— Records for the task —
* Start *
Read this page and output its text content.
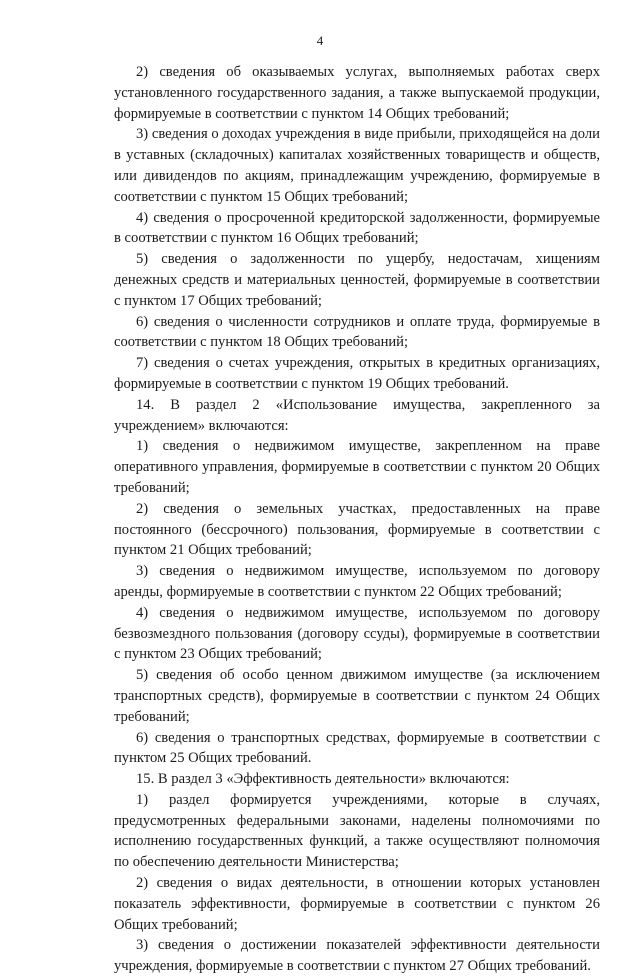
4

2) сведения об оказываемых услугах, выполняемых работах сверх установленного государственного задания, а также выпускаемой продукции, формируемые в соответствии с пунктом 14 Общих требований;

3) сведения о доходах учреждения в виде прибыли, приходящейся на доли в уставных (складочных) капиталах хозяйственных товариществ и обществ, или дивидендов по акциям, принадлежащим учреждению, формируемые в соответствии с пунктом 15 Общих требований;

4) сведения о просроченной кредиторской задолженности, формируемые в соответствии с пунктом 16 Общих требований;

5) сведения о задолженности по ущербу, недостачам, хищениям денежных средств и материальных ценностей, формируемые в соответствии с пунктом 17 Общих требований;

6) сведения о численности сотрудников и оплате труда, формируемые в соответствии с пунктом 18 Общих требований;

7) сведения о счетах учреждения, открытых в кредитных организациях, формируемые в соответствии с пунктом 19 Общих требований.

14. В раздел 2 «Использование имущества, закрепленного за учреждением» включаются:

1) сведения о недвижимом имуществе, закрепленном на праве оперативного управления, формируемые в соответствии с пунктом 20 Общих требований;

2) сведения о земельных участках, предоставленных на праве постоянного (бессрочного) пользования, формируемые в соответствии с пунктом 21 Общих требований;

3) сведения о недвижимом имуществе, используемом по договору аренды, формируемые в соответствии с пунктом 22 Общих требований;

4) сведения о недвижимом имуществе, используемом по договору безвозмездного пользования (договору ссуды), формируемые в соответствии с пунктом 23 Общих требований;

5) сведения об особо ценном движимом имуществе (за исключением транспортных средств), формируемые в соответствии с пунктом 24 Общих требований;

6) сведения о транспортных средствах, формируемые в соответствии с пунктом 25 Общих требований.

15. В раздел 3 «Эффективность деятельности» включаются:

1) раздел формируется учреждениями, которые в случаях, предусмотренных федеральными законами, наделены полномочиями по исполнению государственных функций, а также осуществляют полномочия по обеспечению деятельности Министерства;

2) сведения о видах деятельности, в отношении которых установлен показатель эффективности, формируемые в соответствии с пунктом 26 Общих требований;

3) сведения о достижении показателей эффективности деятельности учреждения, формируемые в соответствии с пунктом 27 Общих требований.
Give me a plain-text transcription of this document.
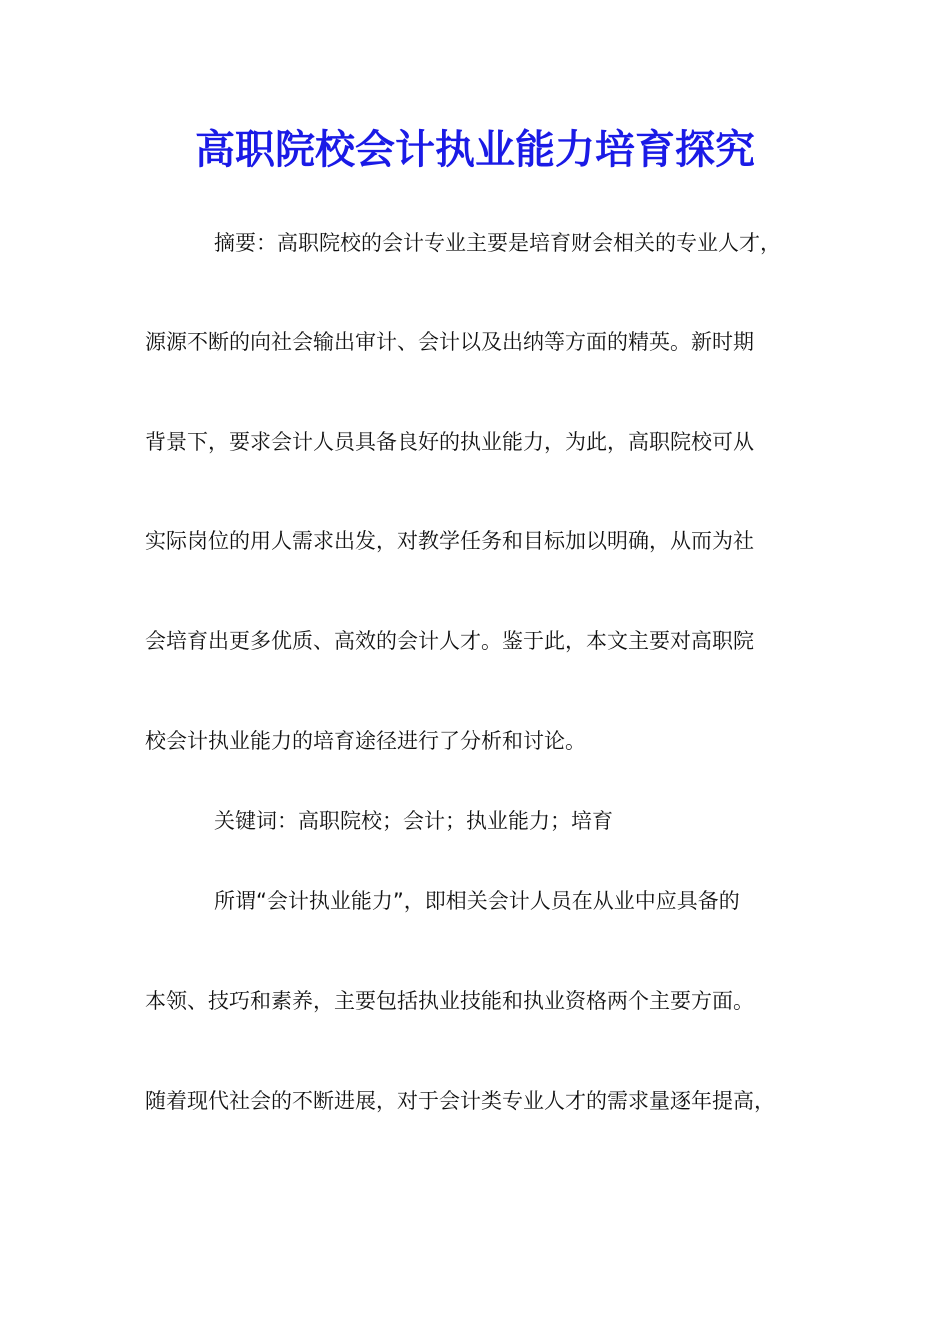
高职院校会计执业能力培育探究
摘要：高职院校的会计专业主要是培育财会相关的专业人才，
源源不断的向社会输出审计、会计以及出纳等方面的精英。新时期
背景下，要求会计人员具备良好的执业能力，为此，高职院校可从
实际岗位的用人需求出发，对教学任务和目标加以明确，从而为社
会培育出更多优质、高效的会计人才。鉴于此，本文主要对高职院
校会计执业能力的培育途径进行了分析和讨论。
关键词：高职院校；会计；执业能力；培育
所谓“会计执业能力”，即相关会计人员在从业中应具备的
本领、技巧和素养，主要包括执业技能和执业资格两个主要方面。
随着现代社会的不断进展，对于会计类专业人才的需求量逐年提高，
* End *
— Work to do —
Reproduce word for word only the lines between the line containing "Give me a plain-text" and the end of the listing above, both included, and drop any pictures.

— Response below —
Give me a plain-text transcription of this document.
高职院校会计执业能力培育探究
摘要：高职院校的会计专业主要是培育财会相关的专业人才，
源源不断的向社会输出审计、会计以及出纳等方面的精英。新时期
背景下，要求会计人员具备良好的执业能力，为此，高职院校可从
实际岗位的用人需求出发，对教学任务和目标加以明确，从而为社
会培育出更多优质、高效的会计人才。鉴于此，本文主要对高职院
校会计执业能力的培育途径进行了分析和讨论。
关键词：高职院校；会计；执业能力；培育
所谓“会计执业能力”，即相关会计人员在从业中应具备的
本领、技巧和素养，主要包括执业技能和执业资格两个主要方面。
随着现代社会的不断进展，对于会计类专业人才的需求量逐年提高，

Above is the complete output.